■ **Brief**:
Lines containing the string "performance" are to be counted; report the number and nothing more.

■ **Data supplied**:
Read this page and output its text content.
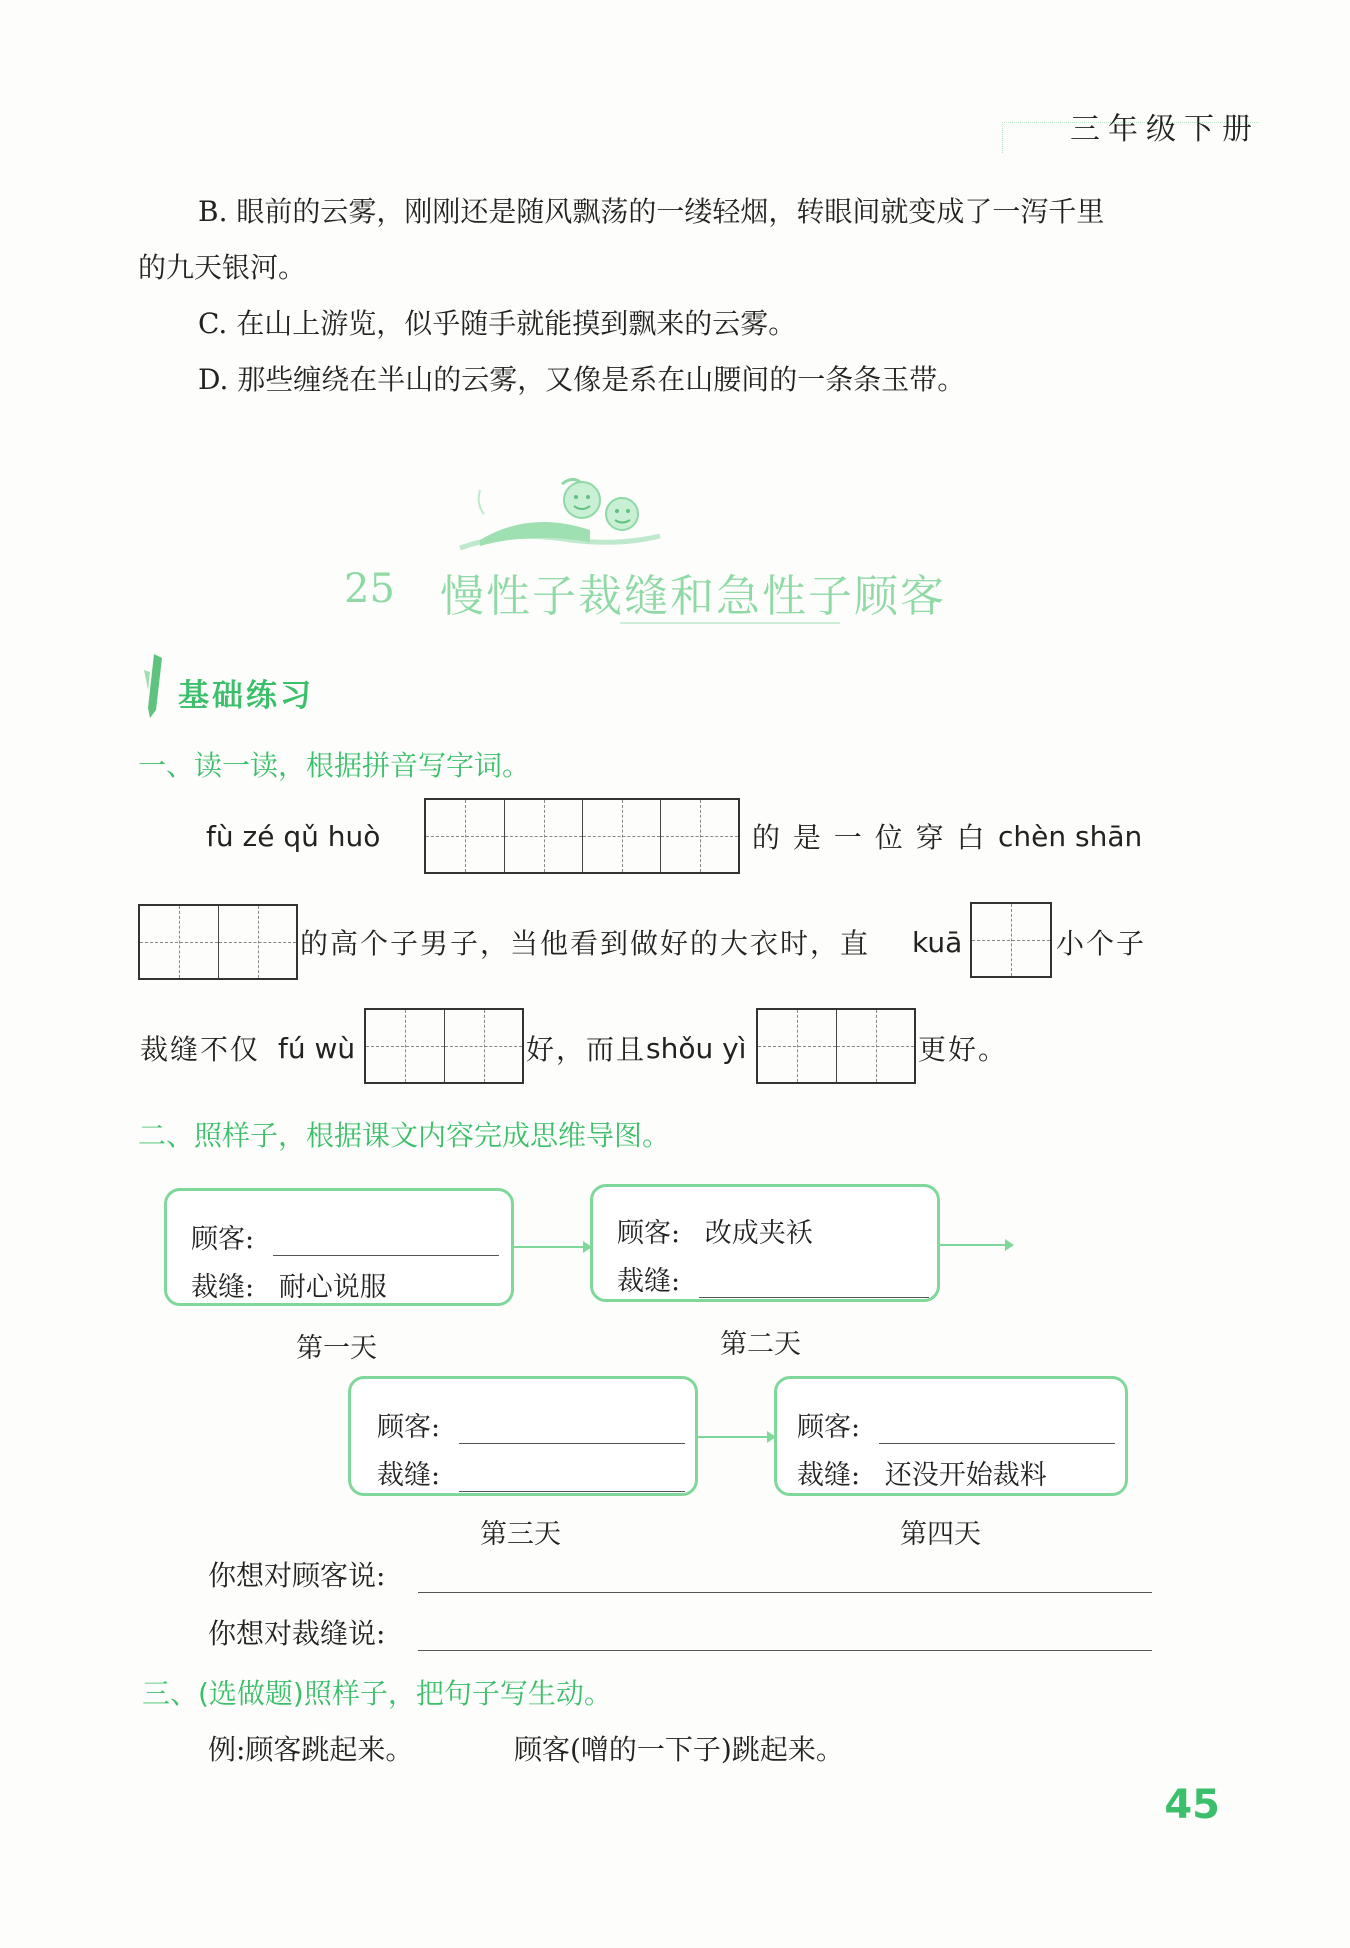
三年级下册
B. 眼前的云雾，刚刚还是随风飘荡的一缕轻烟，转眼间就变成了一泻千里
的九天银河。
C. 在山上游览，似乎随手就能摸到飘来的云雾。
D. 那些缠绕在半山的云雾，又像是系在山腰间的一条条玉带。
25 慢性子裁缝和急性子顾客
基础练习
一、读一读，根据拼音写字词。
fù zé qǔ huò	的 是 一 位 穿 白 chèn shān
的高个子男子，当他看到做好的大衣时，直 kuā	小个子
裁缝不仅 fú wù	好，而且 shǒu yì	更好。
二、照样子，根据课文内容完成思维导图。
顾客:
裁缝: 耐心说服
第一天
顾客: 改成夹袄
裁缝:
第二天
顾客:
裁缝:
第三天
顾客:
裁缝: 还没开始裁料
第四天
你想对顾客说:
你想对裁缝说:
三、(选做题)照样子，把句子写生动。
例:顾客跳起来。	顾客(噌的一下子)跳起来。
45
==
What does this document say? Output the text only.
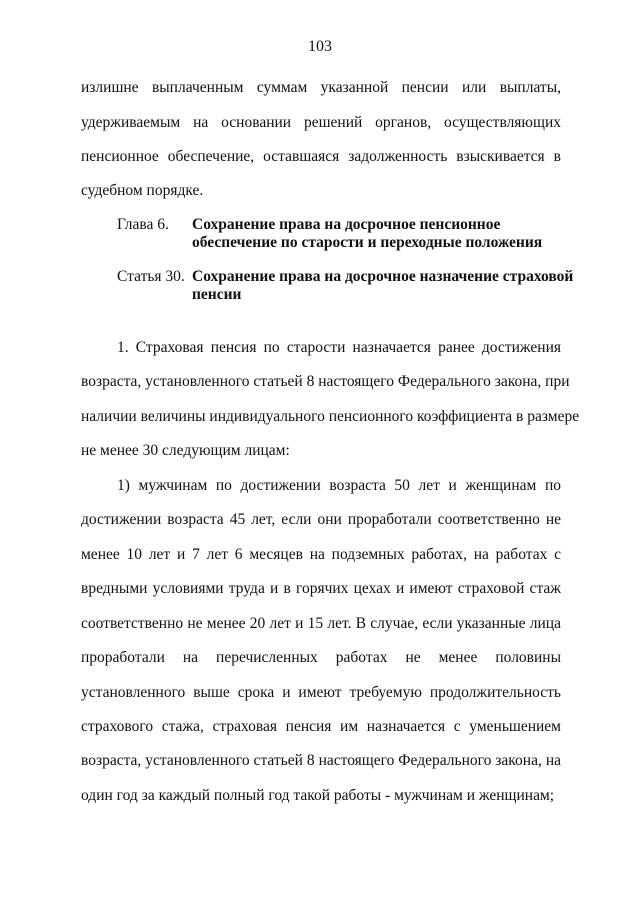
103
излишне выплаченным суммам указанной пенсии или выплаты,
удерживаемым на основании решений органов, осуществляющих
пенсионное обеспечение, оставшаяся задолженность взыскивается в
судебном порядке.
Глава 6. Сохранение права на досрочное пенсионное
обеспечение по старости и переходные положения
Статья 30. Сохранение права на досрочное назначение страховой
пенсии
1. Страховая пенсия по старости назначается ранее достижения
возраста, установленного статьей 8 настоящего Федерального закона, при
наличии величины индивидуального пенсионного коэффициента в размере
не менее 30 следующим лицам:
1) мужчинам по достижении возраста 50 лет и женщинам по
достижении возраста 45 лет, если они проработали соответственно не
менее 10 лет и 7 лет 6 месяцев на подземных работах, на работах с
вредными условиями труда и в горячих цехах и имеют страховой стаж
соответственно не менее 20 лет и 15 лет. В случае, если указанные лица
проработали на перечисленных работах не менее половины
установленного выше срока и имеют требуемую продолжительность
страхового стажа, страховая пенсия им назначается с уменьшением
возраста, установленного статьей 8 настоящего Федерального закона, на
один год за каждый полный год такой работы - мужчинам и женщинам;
---
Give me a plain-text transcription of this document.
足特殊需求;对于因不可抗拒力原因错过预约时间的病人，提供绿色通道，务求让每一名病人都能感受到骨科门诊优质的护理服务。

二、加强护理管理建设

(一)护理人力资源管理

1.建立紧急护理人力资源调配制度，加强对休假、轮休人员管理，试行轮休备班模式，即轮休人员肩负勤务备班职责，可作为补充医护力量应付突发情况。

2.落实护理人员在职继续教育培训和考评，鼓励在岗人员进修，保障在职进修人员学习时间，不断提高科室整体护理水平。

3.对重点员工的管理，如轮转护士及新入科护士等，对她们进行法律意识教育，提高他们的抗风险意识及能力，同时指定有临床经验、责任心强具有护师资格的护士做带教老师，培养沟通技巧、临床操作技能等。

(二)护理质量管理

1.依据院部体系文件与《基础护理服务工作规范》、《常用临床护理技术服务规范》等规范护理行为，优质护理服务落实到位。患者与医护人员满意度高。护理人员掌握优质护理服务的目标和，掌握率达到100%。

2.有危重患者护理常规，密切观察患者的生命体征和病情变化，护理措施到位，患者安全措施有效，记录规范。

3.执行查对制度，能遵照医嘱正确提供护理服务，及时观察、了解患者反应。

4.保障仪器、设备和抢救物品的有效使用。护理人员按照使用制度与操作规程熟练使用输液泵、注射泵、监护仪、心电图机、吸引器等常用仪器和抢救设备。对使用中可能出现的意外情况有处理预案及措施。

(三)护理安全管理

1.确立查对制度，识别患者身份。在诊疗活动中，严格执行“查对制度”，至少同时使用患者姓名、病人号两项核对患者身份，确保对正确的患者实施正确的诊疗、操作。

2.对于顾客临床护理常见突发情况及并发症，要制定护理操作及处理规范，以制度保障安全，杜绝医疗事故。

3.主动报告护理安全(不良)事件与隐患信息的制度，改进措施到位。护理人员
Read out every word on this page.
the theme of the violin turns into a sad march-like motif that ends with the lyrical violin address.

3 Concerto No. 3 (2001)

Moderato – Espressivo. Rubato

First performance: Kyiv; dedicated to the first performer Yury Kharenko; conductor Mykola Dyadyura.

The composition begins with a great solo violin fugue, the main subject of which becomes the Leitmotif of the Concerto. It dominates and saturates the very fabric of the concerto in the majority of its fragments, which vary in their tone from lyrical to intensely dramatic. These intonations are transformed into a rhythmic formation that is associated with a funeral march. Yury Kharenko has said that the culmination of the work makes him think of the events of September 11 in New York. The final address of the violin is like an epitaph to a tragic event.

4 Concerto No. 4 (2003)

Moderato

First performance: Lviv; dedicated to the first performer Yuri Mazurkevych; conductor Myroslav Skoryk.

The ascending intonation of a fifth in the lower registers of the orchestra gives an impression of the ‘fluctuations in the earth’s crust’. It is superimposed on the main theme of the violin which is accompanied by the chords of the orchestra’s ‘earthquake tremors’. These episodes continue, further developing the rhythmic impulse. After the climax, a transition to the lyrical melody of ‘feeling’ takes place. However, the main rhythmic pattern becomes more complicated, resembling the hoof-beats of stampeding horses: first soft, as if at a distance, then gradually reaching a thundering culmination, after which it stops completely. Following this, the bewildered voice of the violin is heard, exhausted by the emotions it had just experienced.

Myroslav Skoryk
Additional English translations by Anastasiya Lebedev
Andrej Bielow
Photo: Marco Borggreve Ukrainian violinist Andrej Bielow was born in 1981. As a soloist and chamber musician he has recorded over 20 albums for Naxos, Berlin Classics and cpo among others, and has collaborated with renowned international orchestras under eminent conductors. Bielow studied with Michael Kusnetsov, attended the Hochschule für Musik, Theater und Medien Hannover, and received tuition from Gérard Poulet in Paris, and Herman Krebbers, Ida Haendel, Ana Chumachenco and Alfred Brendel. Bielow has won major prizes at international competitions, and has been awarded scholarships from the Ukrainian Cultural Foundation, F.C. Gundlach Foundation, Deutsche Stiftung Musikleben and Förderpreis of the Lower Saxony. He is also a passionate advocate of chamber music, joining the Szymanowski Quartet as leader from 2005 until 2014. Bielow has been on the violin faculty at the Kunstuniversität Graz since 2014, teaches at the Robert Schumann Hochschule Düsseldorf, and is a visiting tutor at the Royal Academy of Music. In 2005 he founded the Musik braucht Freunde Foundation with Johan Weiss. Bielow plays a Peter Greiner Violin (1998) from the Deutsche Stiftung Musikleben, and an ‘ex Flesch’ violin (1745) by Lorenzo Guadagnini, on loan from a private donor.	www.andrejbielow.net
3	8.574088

■ **Full answer**:
2